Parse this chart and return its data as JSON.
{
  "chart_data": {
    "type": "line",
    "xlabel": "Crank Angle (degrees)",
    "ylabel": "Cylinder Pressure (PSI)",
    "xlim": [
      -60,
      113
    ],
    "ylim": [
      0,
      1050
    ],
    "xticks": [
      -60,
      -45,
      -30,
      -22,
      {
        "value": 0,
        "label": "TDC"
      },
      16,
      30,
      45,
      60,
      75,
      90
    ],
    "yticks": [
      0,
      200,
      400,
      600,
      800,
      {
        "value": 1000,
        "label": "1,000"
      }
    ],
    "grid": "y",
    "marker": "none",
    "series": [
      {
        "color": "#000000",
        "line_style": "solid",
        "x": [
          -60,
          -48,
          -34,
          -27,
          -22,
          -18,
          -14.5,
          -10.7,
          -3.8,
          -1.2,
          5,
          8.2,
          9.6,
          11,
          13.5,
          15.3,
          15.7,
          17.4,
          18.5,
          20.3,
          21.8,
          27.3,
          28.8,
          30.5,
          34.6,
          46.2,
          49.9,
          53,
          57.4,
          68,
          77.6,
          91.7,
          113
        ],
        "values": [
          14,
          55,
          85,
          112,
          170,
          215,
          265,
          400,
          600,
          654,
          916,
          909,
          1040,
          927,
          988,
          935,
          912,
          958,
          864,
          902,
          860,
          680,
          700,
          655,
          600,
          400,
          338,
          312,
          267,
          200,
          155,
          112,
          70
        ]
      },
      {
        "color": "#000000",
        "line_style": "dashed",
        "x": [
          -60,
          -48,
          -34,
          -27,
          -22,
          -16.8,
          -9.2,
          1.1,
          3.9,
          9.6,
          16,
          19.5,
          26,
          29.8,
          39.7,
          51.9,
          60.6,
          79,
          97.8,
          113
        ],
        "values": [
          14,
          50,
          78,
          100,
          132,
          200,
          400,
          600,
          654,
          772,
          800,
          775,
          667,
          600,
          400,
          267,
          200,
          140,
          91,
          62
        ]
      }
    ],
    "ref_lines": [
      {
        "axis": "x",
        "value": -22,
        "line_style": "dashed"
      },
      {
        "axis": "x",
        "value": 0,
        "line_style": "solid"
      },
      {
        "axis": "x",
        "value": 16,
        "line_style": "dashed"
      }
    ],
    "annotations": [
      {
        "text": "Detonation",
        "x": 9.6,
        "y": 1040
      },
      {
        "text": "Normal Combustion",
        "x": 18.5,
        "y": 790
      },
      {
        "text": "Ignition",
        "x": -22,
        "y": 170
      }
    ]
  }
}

-------

[What is needed]
Copy out the whole listing exactly.

[Answer for this exercise]
Parse this chart and return its data as JSON.
{
  "chart_data": {
    "type": "line",
    "xlabel": "Crank Angle (degrees)",
    "ylabel": "Cylinder Pressure (PSI)",
    "xlim": [
      -60,
      113
    ],
    "ylim": [
      0,
      1050
    ],
    "xticks": [
      -60,
      -45,
      -30,
      -22,
      {
        "value": 0,
        "label": "TDC"
      },
      16,
      30,
      45,
      60,
      75,
      90
    ],
    "yticks": [
      0,
      200,
      400,
      600,
      800,
      {
        "value": 1000,
        "label": "1,000"
      }
    ],
    "grid": "y",
    "marker": "none",
    "series": [
      {
        "color": "#000000",
        "line_style": "solid",
        "x": [
          -60,
          -48,
          -34,
          -27,
          -22,
          -18,
          -14.5,
          -10.7,
          -3.8,
          -1.2,
          5,
          8.2,
          9.6,
          11,
          13.5,
          15.3,
          15.7,
          17.4,
          18.5,
          20.3,
          21.8,
          27.3,
          28.8,
          30.5,
          34.6,
          46.2,
          49.9,
          53,
          57.4,
          68,
          77.6,
          91.7,
          113
        ],
        "values": [
          14,
          55,
          85,
          112,
          170,
          215,
          265,
          400,
          600,
          654,
          916,
          909,
          1040,
          927,
          988,
          935,
          912,
          958,
          864,
          902,
          860,
          680,
          700,
          655,
          600,
          400,
          338,
          312,
          267,
          200,
          155,
          112,
          70
        ]
      },
      {
        "color": "#000000",
        "line_style": "dashed",
        "x": [
          -60,
          -48,
          -34,
          -27,
          -22,
          -16.8,
          -9.2,
          1.1,
          3.9,
          9.6,
          16,
          19.5,
          26,
          29.8,
          39.7,
          51.9,
          60.6,
          79,
          97.8,
          113
        ],
        "values": [
          14,
          50,
          78,
          100,
          132,
          200,
          400,
          600,
          654,
          772,
          800,
          775,
          667,
          600,
          400,
          267,
          200,
          140,
          91,
          62
        ]
      }
    ],
    "ref_lines": [
      {
        "axis": "x",
        "value": -22,
        "line_style": "dashed"
      },
      {
        "axis": "x",
        "value": 0,
        "line_style": "solid"
      },
      {
        "axis": "x",
        "value": 16,
        "line_style": "dashed"
      }
    ],
    "annotations": [
      {
        "text": "Detonation",
        "x": 9.6,
        "y": 1040
      },
      {
        "text": "Normal Combustion",
        "x": 18.5,
        "y": 790
      },
      {
        "text": "Ignition",
        "x": -22,
        "y": 170
      }
    ]
  }
}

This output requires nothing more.